WHAT TO WORK ON
Which lines in the records below contain the word "процентов"? Copy each one out.

※ ※ ※

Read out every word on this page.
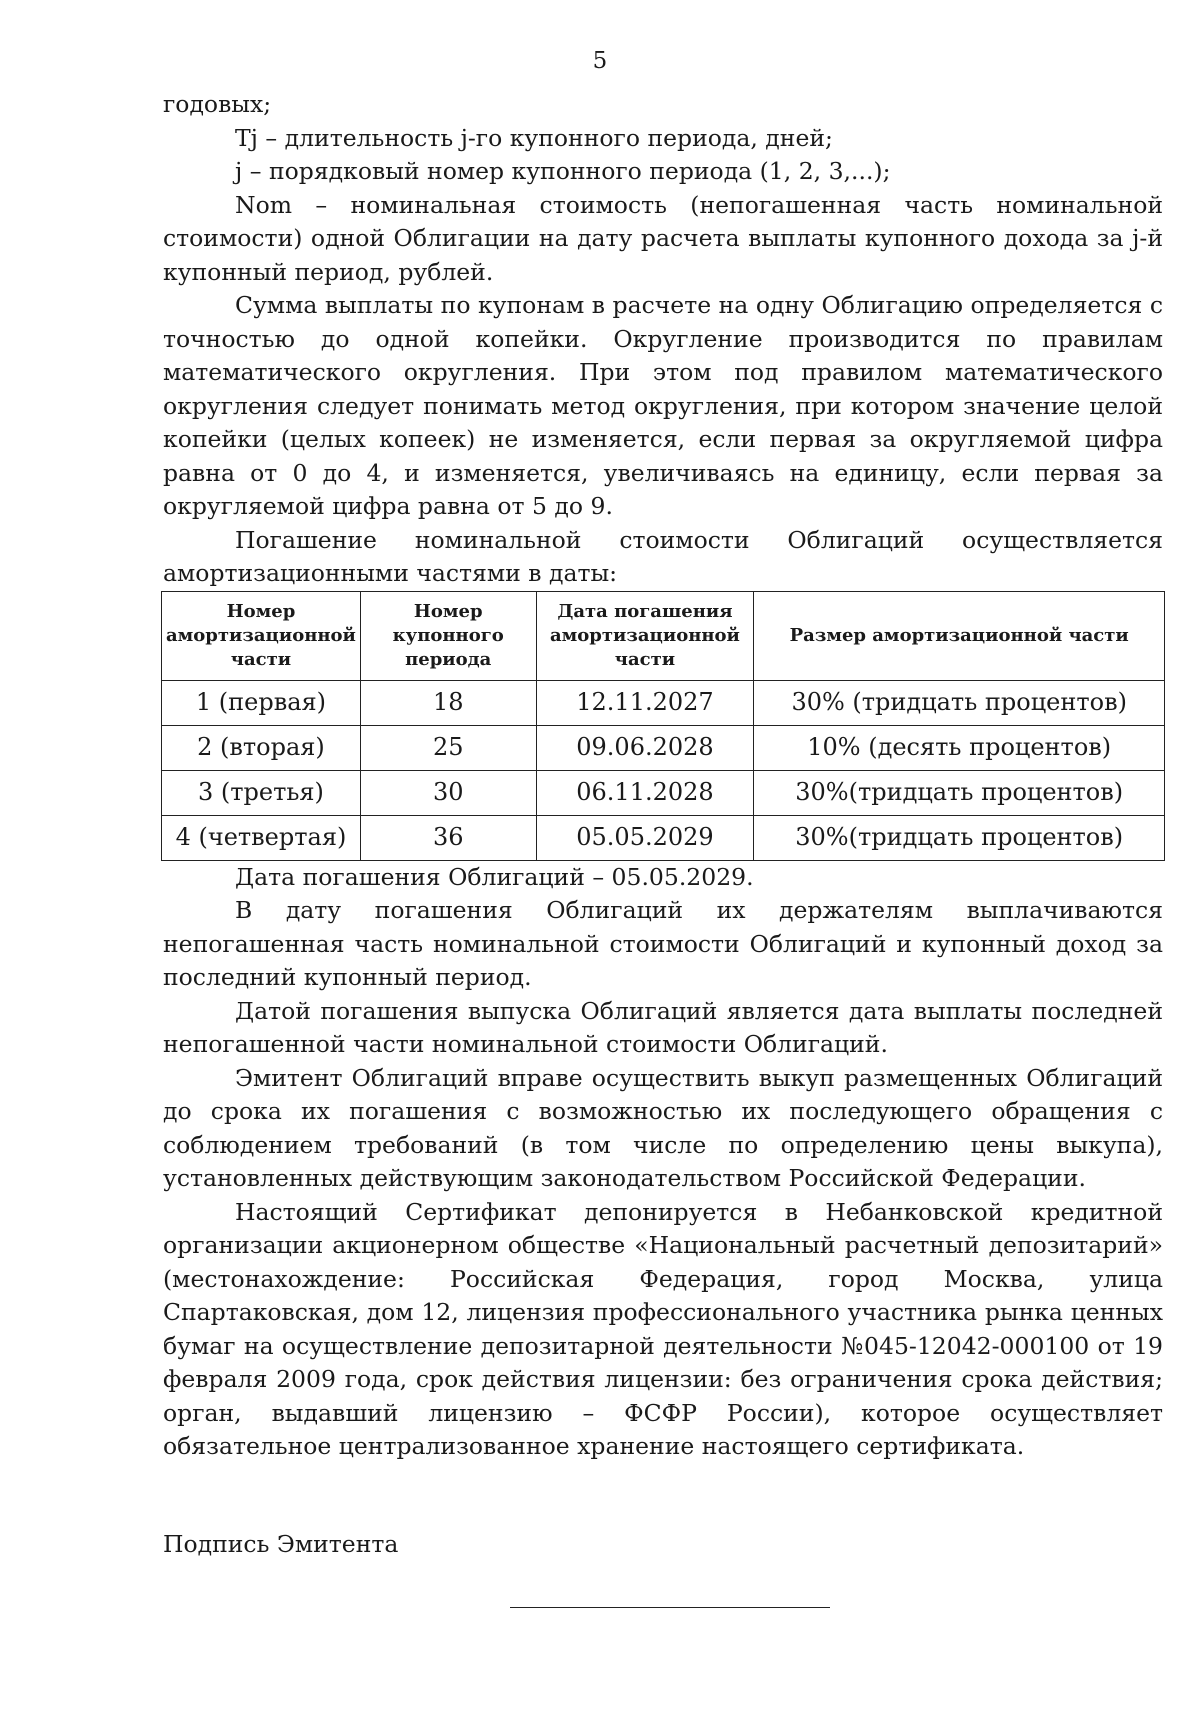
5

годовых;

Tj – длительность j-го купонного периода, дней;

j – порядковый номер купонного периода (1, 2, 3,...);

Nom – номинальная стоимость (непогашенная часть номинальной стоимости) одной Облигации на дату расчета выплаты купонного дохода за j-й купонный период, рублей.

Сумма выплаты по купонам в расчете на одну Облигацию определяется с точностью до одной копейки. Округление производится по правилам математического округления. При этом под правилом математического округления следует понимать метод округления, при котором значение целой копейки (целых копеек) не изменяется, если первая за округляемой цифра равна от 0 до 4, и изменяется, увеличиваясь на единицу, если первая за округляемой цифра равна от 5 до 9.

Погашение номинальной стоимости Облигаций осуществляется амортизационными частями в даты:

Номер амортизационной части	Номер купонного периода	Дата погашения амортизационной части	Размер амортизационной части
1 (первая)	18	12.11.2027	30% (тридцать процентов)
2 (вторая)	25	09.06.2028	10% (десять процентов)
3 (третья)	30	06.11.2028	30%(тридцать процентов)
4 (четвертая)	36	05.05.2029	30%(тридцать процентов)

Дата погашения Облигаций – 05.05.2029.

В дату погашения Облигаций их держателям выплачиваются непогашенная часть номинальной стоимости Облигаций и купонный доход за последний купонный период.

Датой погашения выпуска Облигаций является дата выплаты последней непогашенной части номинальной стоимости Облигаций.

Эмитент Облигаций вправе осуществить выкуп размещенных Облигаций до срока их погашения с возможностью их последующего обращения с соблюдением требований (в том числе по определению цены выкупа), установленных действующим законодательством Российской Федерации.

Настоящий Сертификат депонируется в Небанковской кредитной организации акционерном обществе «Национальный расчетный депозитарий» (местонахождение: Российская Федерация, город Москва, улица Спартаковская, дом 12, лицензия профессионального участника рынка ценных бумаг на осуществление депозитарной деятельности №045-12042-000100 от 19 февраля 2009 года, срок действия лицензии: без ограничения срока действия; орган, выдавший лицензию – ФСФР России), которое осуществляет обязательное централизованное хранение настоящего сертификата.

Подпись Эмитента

※ ※ ※

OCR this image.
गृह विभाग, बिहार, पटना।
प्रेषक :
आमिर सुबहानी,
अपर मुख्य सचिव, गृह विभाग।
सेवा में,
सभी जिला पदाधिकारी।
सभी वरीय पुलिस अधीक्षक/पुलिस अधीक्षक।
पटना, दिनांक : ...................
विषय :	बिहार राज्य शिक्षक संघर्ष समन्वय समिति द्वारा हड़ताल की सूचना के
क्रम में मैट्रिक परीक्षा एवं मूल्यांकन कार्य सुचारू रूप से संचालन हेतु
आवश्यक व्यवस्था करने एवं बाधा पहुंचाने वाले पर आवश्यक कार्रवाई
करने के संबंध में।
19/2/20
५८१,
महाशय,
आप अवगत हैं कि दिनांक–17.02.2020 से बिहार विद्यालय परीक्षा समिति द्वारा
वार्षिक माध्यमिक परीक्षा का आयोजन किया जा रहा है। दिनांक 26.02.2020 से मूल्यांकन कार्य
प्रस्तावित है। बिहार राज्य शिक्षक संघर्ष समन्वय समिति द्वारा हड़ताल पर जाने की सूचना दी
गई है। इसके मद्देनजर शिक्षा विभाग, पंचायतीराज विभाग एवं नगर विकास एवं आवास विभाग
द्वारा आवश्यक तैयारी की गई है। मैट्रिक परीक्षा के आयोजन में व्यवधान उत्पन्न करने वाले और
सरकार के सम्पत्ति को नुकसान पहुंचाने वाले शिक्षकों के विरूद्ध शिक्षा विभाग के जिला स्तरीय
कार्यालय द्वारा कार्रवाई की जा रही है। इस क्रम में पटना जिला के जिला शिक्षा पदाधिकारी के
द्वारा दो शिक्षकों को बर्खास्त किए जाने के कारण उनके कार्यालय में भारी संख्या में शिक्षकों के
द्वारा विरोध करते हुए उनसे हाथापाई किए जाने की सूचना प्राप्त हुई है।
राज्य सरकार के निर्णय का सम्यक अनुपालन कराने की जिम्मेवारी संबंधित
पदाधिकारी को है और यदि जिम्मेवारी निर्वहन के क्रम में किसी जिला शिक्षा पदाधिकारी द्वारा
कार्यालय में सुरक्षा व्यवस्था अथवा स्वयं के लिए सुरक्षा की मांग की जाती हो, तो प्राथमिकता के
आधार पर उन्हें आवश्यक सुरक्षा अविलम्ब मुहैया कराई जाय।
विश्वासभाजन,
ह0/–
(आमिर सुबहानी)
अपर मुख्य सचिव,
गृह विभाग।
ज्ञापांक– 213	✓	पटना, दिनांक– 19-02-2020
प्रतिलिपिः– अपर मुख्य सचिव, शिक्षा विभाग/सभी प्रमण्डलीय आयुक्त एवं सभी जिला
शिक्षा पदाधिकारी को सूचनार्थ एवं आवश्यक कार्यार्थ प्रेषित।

※ ※ ※

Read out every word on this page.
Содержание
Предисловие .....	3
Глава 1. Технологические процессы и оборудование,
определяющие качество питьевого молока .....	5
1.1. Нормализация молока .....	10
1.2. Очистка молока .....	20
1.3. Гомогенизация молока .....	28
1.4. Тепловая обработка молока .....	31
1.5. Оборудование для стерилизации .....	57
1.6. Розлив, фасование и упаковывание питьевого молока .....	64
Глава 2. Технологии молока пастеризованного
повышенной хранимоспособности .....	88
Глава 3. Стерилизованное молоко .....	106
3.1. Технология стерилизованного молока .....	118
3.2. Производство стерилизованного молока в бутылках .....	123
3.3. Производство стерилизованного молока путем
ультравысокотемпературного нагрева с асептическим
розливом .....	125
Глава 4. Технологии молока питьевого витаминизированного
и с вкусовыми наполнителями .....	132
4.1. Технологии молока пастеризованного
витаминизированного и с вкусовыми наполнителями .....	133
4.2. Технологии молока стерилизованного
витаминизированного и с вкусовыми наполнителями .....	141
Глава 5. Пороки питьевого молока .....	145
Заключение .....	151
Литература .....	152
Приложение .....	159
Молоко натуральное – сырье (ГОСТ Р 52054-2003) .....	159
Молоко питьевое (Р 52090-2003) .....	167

※ ※ ※

EXERCISE RESULT
1 (первая)	18	12.11.2027	30% (тридцать процентов)
2 (вторая)	25	09.06.2028	10% (десять процентов)
3 (третья)	30	06.11.2028	30%(тридцать процентов)
4 (четвертая)	36	05.05.2029	30%(тридцать процентов)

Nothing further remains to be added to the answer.